• Text excerpt:
○ ○ ○ ○ ○

The whole purpose of the two parts of the PIE is to sit between the real-world data, cleaning
and preparing the incoming data stream identically with the way the training and test sets
were prepared, and converting predicted, transformed values back into real-world values.
While the input execution data is shown as an assembled file, it is quite possible that the

real-world application has to be applied to real-time transaction data. In this case, the PIE
dynamically prepares each instance value in real time, taking the instance values from
whatever source supplies them.


3.2 Modeling Tools and Data Preparation




As always, different tools are valuable for different jobs. So too it is with the modeling tools
available. Prior to building any model, the first two questions asked should be: What do
we need to find out? and Where is the data? Deciding what to find out leads to the next
two questions: Exactly what do we want to know? and In what form do we want to know
it? (These are issues discussed in Chapter 1.) A large number of modeling tools are
currently available, and each has different features, strengths, and weaknesses. This is
certainly true today and is likely to be even more true tomorrow. The reason for the
greater differences tomorrow lies in the way the tools are developing.

○ ○ ○ ○ ○

• Problem details:
Answer these questions from the excerpt on modeling tools and data preparation.
(a) What does the PIE do when the real-world application must be applied to real-time transaction data?
(b) What should the first two questions be before any model is built?
(c) Which two questions does deciding what to find out lead to?

Element box annotations:
○ ○ ○ ○ ○

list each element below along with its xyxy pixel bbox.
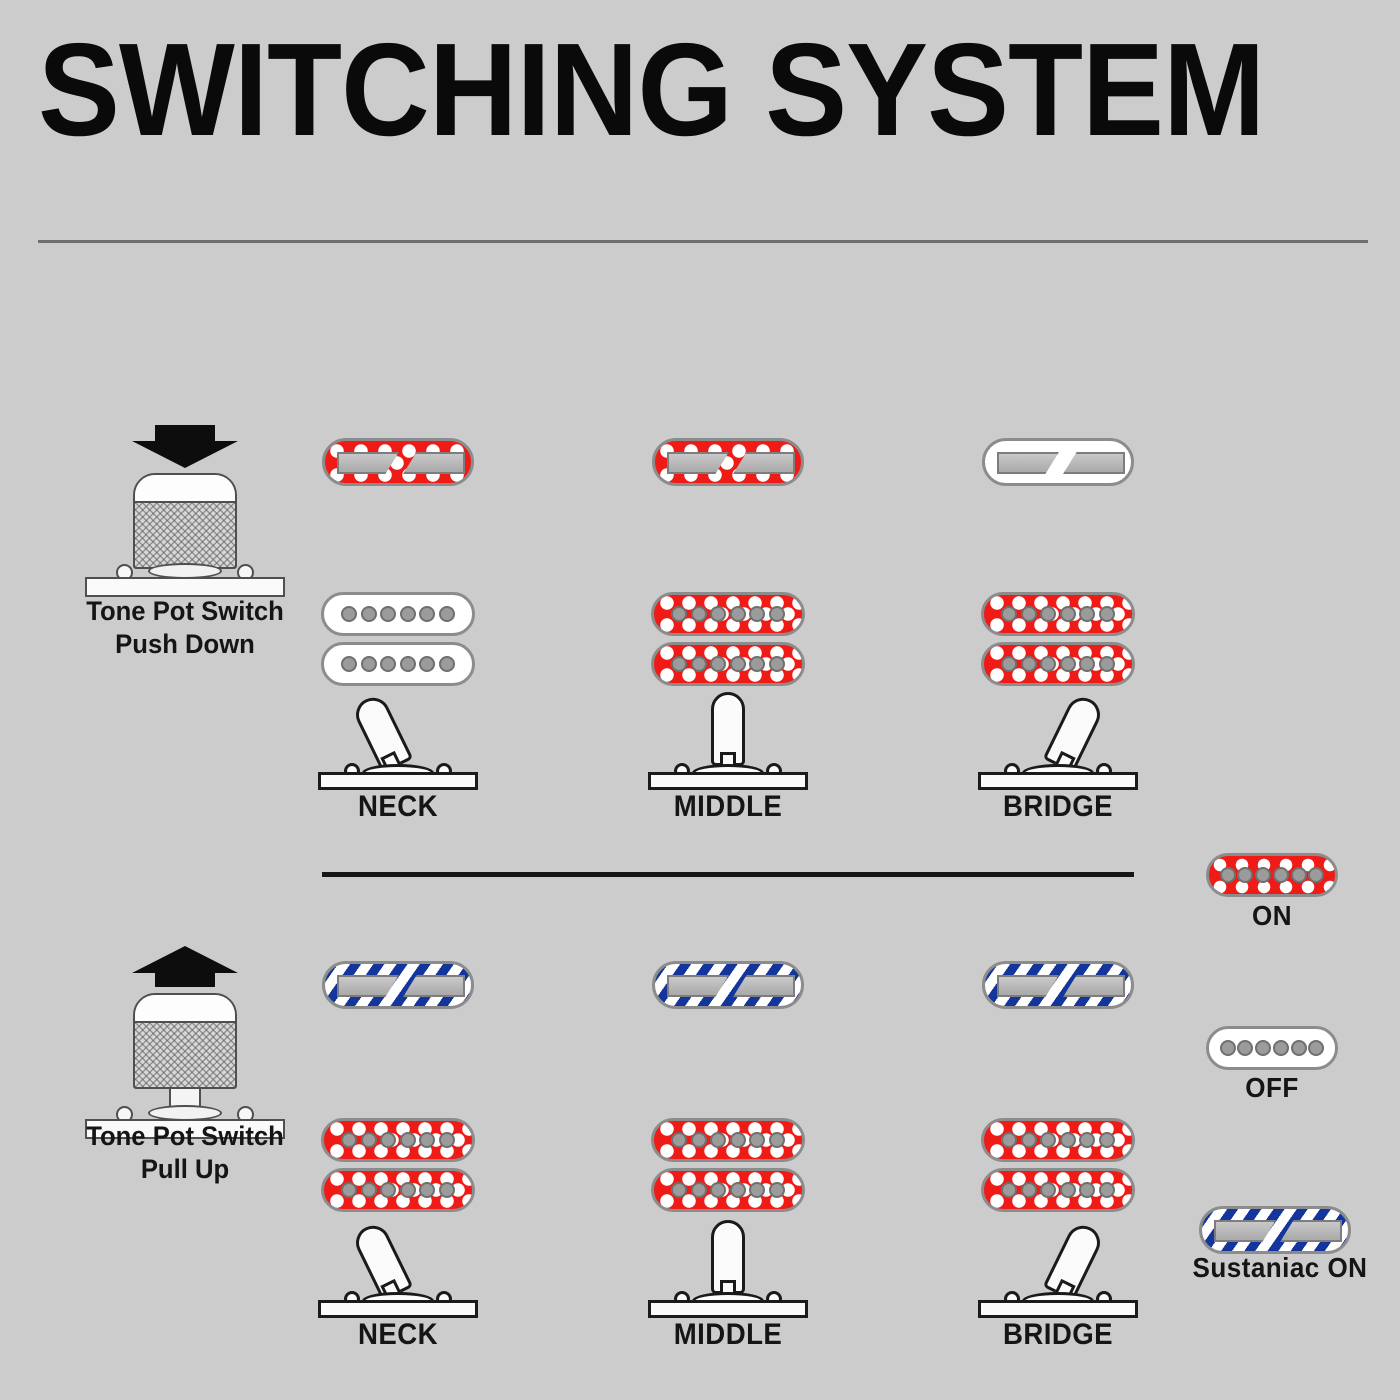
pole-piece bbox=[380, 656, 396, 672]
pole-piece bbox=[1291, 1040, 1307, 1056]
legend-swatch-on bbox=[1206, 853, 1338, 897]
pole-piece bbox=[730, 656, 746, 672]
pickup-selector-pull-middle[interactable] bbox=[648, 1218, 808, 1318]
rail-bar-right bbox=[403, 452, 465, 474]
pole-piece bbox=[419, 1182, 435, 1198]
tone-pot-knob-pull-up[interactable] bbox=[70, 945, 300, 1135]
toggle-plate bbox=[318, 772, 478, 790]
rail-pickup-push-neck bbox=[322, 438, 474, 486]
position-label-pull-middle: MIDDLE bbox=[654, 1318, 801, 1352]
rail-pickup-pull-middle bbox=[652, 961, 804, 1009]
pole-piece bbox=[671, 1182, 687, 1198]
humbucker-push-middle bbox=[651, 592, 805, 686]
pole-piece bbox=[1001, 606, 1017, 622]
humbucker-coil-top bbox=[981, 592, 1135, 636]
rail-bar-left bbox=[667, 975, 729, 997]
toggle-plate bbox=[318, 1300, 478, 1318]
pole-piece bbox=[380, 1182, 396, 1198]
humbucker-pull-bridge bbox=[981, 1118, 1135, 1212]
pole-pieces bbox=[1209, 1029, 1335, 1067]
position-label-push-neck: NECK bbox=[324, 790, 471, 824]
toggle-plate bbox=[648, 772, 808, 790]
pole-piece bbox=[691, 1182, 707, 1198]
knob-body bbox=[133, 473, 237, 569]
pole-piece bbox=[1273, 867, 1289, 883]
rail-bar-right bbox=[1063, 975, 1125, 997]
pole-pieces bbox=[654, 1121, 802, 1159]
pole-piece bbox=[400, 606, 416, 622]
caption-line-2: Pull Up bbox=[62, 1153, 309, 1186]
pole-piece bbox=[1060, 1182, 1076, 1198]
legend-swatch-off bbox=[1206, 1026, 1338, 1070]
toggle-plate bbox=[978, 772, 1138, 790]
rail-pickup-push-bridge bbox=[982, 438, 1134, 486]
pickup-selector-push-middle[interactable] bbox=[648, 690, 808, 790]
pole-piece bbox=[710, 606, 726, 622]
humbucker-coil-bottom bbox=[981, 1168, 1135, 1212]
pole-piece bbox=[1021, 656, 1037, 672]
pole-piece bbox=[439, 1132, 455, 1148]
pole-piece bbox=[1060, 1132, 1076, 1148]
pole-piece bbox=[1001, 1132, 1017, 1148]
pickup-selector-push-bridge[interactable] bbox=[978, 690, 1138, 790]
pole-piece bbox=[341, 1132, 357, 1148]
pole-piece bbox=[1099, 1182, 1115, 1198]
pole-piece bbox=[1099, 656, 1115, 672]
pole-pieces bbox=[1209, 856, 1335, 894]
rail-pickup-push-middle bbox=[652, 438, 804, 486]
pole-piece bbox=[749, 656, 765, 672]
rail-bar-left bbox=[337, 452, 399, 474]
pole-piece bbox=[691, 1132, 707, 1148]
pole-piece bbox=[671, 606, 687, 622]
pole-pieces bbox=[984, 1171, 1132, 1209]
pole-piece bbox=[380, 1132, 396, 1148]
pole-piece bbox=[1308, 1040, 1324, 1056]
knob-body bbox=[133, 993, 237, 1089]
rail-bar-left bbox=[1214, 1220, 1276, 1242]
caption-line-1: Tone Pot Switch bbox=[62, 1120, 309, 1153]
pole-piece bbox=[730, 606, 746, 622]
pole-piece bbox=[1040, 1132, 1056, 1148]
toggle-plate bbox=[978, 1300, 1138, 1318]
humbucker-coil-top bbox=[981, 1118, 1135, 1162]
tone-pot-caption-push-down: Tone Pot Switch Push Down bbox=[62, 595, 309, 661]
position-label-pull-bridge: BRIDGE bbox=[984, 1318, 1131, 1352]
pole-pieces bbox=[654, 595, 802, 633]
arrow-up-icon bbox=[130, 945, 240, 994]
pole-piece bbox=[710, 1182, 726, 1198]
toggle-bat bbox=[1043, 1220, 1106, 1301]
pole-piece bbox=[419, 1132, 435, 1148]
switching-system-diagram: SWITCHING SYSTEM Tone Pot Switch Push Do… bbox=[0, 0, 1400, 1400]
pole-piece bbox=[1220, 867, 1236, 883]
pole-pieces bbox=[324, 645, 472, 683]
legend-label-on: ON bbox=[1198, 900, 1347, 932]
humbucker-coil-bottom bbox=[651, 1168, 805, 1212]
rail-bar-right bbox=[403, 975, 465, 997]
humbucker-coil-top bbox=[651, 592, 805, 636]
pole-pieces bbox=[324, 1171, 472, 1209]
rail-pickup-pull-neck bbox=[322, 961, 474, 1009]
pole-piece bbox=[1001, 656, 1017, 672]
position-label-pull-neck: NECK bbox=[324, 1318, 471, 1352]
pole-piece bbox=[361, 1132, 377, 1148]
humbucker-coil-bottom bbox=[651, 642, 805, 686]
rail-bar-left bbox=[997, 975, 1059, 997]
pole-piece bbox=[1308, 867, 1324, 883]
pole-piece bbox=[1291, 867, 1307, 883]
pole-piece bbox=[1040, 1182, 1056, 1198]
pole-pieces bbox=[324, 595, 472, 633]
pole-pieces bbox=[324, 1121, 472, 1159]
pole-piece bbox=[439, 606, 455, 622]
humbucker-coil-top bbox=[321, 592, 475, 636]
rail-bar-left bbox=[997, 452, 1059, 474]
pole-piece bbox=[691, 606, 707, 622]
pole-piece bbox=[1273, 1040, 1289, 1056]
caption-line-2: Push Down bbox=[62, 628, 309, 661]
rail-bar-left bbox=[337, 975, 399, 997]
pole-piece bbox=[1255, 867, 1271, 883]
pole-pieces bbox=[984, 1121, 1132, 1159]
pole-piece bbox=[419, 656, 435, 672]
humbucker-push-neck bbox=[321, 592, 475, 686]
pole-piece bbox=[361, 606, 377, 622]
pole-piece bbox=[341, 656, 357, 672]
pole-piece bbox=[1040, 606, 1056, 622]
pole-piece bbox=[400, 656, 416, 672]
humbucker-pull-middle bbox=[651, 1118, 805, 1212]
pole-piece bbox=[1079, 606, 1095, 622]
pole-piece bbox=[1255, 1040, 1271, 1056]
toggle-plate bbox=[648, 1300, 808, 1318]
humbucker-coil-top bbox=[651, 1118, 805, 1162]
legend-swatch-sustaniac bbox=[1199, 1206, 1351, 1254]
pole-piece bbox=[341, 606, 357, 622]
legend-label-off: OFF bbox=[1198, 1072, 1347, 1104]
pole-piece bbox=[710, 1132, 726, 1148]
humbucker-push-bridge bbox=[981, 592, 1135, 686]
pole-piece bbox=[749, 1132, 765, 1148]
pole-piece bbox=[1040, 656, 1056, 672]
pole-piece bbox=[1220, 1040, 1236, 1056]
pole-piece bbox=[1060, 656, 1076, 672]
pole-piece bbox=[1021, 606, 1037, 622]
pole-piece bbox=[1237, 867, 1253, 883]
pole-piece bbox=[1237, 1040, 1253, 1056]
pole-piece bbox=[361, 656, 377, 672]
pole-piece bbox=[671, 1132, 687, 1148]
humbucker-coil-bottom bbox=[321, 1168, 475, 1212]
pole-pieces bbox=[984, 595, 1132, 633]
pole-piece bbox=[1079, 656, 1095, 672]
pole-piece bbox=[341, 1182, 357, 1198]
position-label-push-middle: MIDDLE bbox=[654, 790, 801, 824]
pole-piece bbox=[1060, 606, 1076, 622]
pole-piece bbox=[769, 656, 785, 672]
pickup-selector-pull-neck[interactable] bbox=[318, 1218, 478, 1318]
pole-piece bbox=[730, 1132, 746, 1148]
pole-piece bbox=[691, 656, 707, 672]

○ ○ ○ ○ ○

• Result of the exercise:
(a) It dynamically prepares each instance value in real time, taking the instance values from whatever source supplies them.
(b) What do we need to find out? and Where is the data?
(c) Exactly what do we want to know? and In what form do we want to know it?